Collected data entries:
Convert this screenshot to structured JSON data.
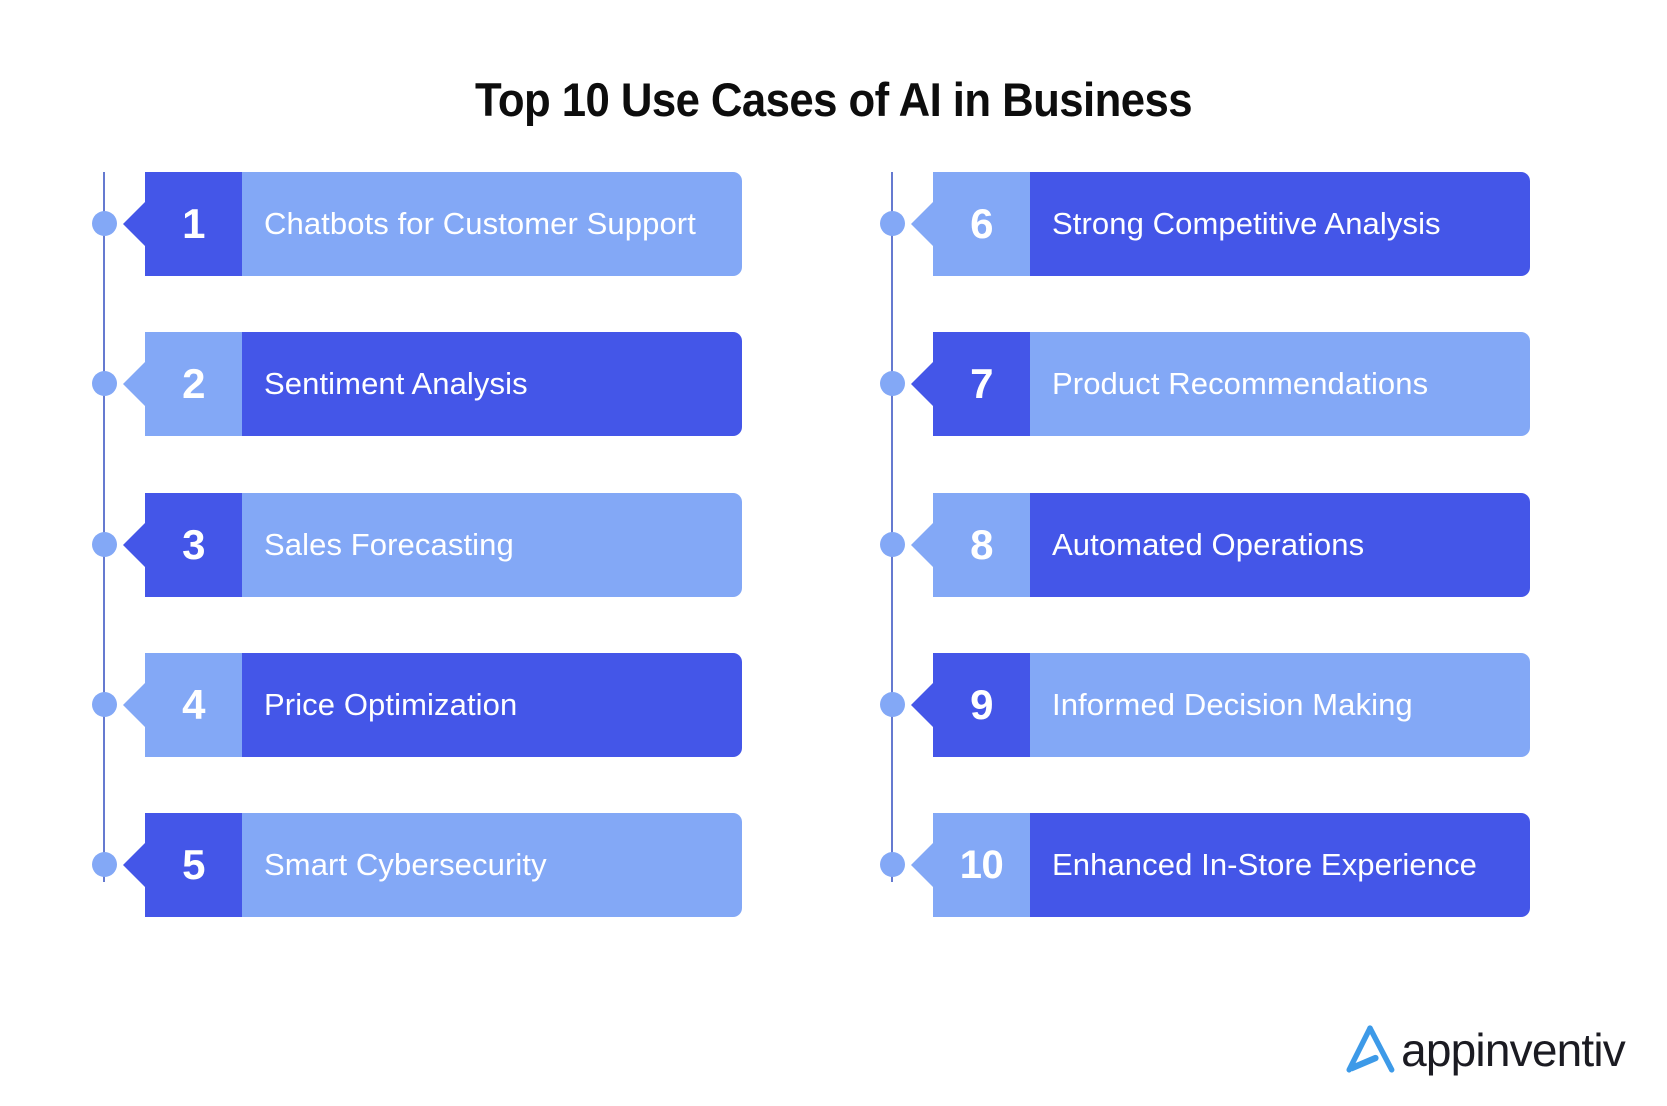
{
  "page": {
    "title": "Top 10 Use Cases of AI in Business",
    "background_color": "#ffffff"
  },
  "theme": {
    "dark_blue": "#4456e8",
    "light_blue": "#83a8f6",
    "line_color": "#4a63c8",
    "text_color": "#ffffff",
    "title_color": "#0d0d0d"
  },
  "columns": [
    {
      "name": "left-column",
      "items": [
        {
          "number": "1",
          "label": "Chatbots for Customer Support",
          "style": "dark-number"
        },
        {
          "number": "2",
          "label": "Sentiment Analysis",
          "style": "light-number"
        },
        {
          "number": "3",
          "label": "Sales Forecasting",
          "style": "dark-number"
        },
        {
          "number": "4",
          "label": "Price Optimization",
          "style": "light-number"
        },
        {
          "number": "5",
          "label": "Smart Cybersecurity",
          "style": "dark-number"
        }
      ]
    },
    {
      "name": "right-column",
      "items": [
        {
          "number": "6",
          "label": "Strong Competitive Analysis",
          "style": "light-number"
        },
        {
          "number": "7",
          "label": "Product Recommendations",
          "style": "dark-number"
        },
        {
          "number": "8",
          "label": "Automated Operations",
          "style": "light-number"
        },
        {
          "number": "9",
          "label": "Informed Decision Making",
          "style": "dark-number"
        },
        {
          "number": "10",
          "label": "Enhanced In-Store Experience",
          "style": "light-number"
        }
      ]
    }
  ],
  "logo": {
    "wordmark": "appinventiv",
    "mark_color": "#3d9ae8",
    "word_color": "#1b1b22"
  }
}
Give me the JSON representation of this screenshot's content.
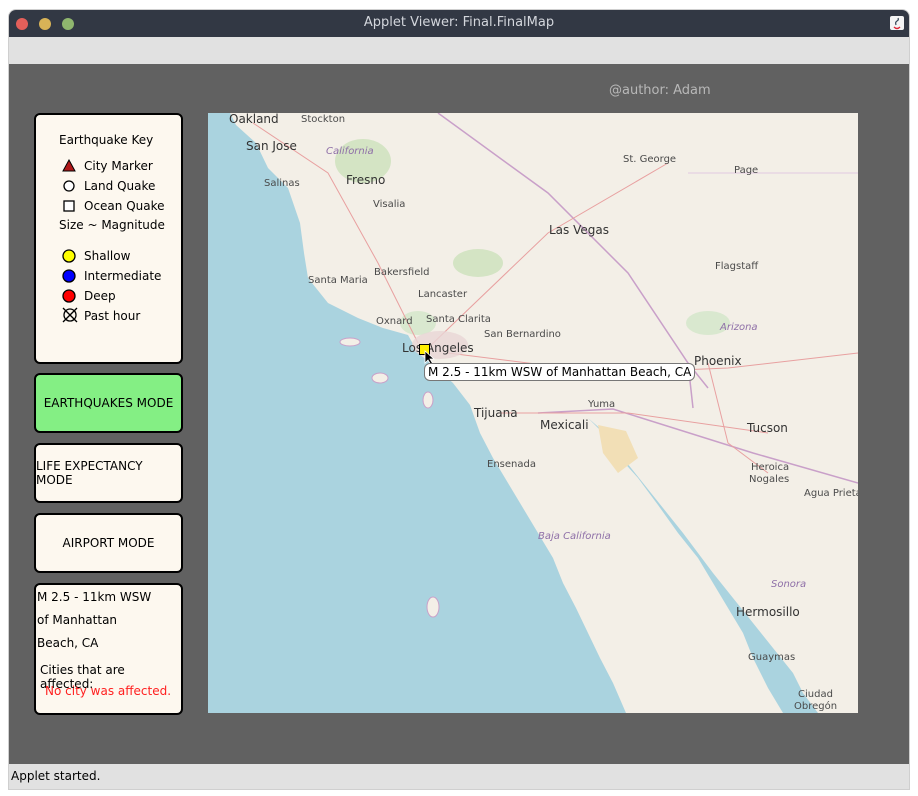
{
  "window": {
    "title": "Applet Viewer: Final.FinalMap",
    "status": "Applet started."
  },
  "author": "@author: Adam",
  "key": {
    "title": "Earthquake Key",
    "items": [
      {
        "label": "City Marker",
        "icon": "triangle-icon"
      },
      {
        "label": "Land Quake",
        "icon": "circle-icon"
      },
      {
        "label": "Ocean Quake",
        "icon": "square-icon"
      }
    ],
    "size_label": "Size ~ Magnitude",
    "depth": [
      {
        "label": "Shallow",
        "color": "#ffff00"
      },
      {
        "label": "Intermediate",
        "color": "#0000ff"
      },
      {
        "label": "Deep",
        "color": "#ff0000"
      },
      {
        "label": "Past hour",
        "icon": "crossed-circle-icon"
      }
    ]
  },
  "modes": {
    "earthquakes": "EARTHQUAKES MODE",
    "life": "LIFE EXPECTANCY MODE",
    "airport": "AIRPORT MODE",
    "active_color": "#84ef84"
  },
  "info": {
    "lines": [
      "M 2.5 - 11km WSW",
      "of Manhattan",
      "Beach, CA"
    ],
    "cities_label": "Cities that are affected:",
    "none_label": "No city was affected.",
    "none_color": "#ff2020"
  },
  "map": {
    "tooltip": "M 2.5 - 11km WSW of Manhattan Beach, CA",
    "cities": [
      "Oakland",
      "Stockton",
      "San Jose",
      "California",
      "Salinas",
      "Fresno",
      "Visalia",
      "St. George",
      "Page",
      "Las Vegas",
      "Bakersfield",
      "Santa Maria",
      "Lancaster",
      "Flagstaff",
      "Oxnard",
      "Santa Clarita",
      "San Bernardino",
      "Los Angeles",
      "Arizona",
      "Phoenix",
      "Tijuana",
      "Yuma",
      "Mexicali",
      "Tucson",
      "Ensenada",
      "Heroica",
      "Nogales",
      "Agua Prieta",
      "Baja California",
      "Sonora",
      "Hermosillo",
      "Guaymas",
      "Ciudad",
      "Obregón"
    ]
  }
}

[Problem details] Pull every line containing "JSON" from the material above.

[Task response]
Convert this screenshot to structured JSON data.
Give me the JSON representation of this screenshot's content.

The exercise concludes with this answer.